- What this task involves
Go through the lines below and copy each one that holds the string "obtained".

[Source data]
────────

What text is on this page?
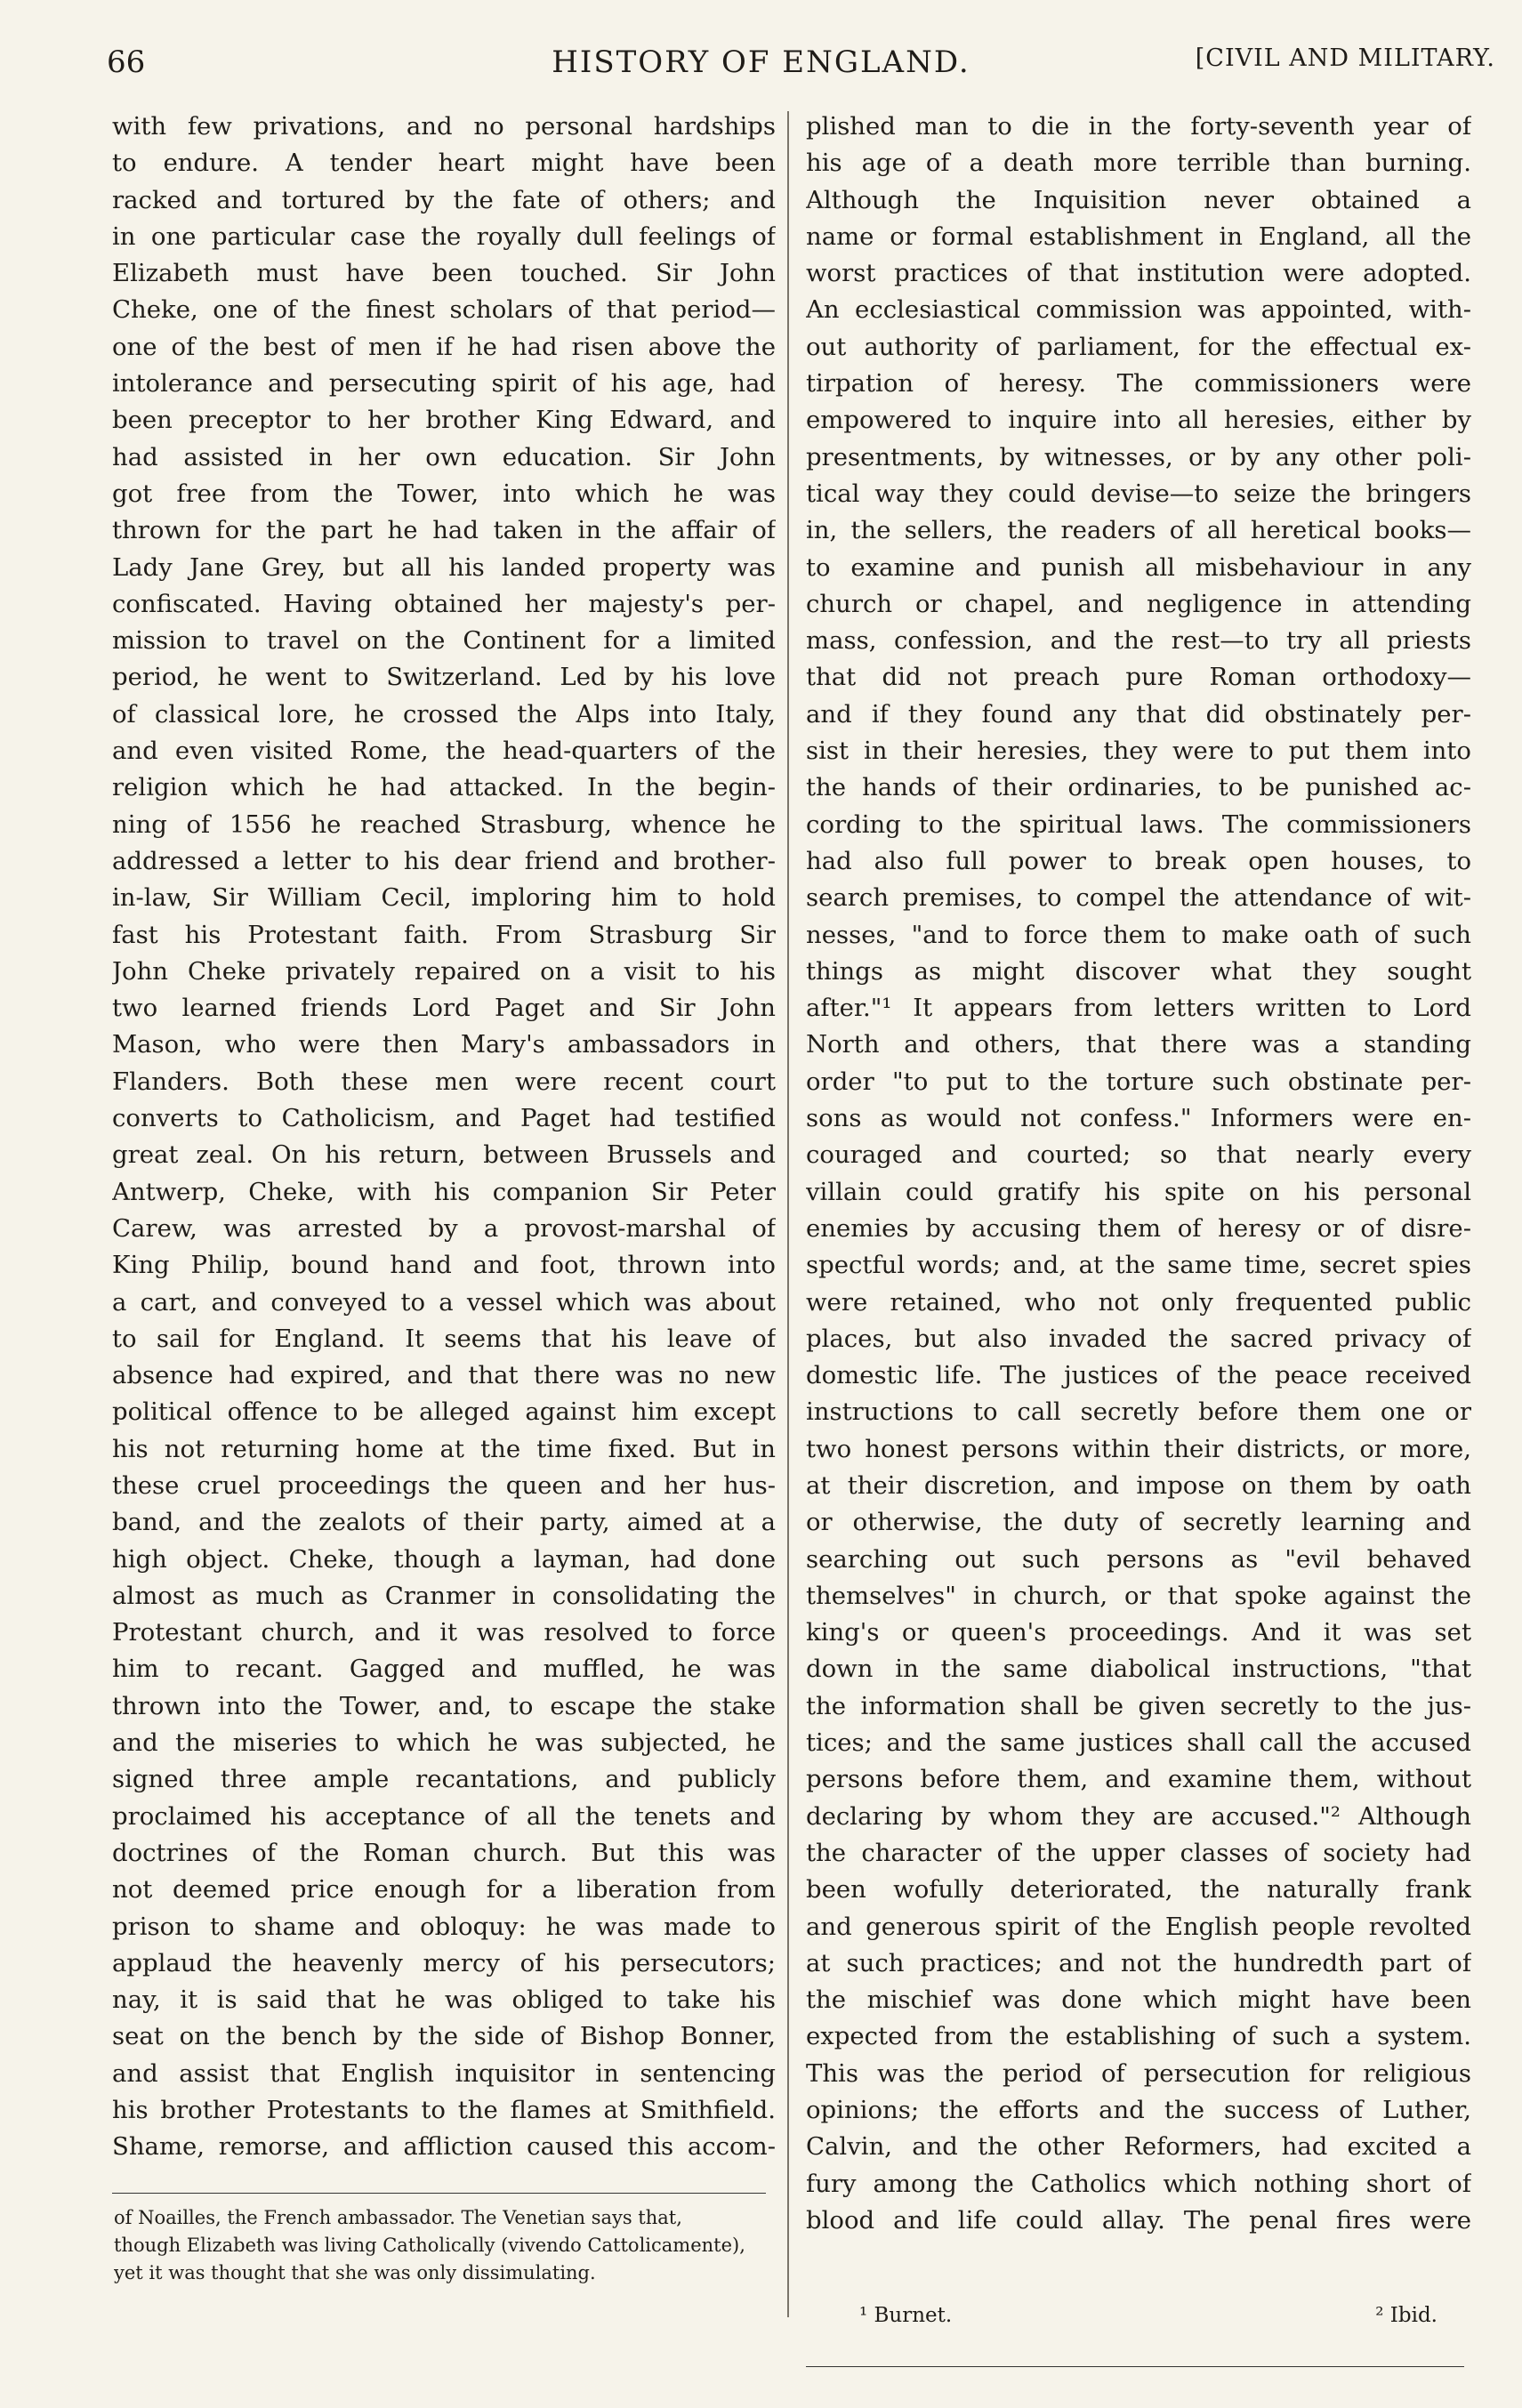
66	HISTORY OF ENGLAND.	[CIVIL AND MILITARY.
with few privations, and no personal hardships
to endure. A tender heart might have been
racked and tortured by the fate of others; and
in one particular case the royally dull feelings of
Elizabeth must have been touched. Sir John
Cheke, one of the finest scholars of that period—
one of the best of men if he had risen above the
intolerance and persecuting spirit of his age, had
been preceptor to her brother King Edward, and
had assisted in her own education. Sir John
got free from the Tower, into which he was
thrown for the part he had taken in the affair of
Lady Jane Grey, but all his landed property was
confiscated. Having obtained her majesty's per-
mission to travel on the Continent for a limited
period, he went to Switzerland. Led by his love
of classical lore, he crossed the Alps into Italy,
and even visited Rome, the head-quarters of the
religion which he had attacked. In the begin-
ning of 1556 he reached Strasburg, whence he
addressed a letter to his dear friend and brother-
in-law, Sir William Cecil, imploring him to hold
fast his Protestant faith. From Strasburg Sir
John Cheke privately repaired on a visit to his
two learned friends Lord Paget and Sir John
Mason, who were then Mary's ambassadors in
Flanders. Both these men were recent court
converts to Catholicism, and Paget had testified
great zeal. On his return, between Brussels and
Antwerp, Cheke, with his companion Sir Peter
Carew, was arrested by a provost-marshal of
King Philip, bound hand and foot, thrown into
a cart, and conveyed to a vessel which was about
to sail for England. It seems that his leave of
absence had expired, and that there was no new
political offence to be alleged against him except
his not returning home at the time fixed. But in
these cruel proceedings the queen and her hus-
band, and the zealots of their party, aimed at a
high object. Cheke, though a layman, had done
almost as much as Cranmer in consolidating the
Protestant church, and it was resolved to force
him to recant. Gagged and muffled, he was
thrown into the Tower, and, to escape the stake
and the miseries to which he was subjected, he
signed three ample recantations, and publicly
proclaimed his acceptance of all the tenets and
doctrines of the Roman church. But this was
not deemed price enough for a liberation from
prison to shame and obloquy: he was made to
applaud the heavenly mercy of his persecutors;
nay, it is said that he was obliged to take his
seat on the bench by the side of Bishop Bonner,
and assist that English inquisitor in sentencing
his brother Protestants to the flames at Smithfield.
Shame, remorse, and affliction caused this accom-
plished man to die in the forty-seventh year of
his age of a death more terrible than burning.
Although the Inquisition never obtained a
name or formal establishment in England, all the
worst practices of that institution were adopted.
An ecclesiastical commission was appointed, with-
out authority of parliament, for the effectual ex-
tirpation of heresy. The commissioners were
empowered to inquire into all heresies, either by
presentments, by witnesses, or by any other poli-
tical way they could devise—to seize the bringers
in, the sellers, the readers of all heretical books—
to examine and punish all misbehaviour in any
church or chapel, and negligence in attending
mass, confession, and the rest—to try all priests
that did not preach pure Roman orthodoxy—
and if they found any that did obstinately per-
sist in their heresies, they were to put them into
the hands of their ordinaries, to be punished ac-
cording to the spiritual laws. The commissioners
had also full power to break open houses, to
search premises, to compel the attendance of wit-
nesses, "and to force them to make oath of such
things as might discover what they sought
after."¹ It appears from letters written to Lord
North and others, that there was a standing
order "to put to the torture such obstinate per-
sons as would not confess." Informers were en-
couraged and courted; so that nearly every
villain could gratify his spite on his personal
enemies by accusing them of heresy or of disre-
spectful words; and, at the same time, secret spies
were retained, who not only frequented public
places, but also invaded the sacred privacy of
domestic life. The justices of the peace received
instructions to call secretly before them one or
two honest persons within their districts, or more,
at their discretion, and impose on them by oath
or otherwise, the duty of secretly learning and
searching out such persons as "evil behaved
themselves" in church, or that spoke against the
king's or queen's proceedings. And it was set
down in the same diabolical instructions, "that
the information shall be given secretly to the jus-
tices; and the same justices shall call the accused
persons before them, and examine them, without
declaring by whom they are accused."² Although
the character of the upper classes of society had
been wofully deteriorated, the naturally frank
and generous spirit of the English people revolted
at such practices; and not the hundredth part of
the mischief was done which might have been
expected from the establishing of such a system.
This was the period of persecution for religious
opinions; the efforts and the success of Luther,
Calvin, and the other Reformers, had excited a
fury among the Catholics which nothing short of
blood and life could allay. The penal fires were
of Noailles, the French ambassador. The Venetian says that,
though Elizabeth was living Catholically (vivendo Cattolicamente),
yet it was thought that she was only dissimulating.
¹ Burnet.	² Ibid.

────────

- Answer to the task
confiscated. Having obtained her majesty's per-
Although the Inquisition never obtained a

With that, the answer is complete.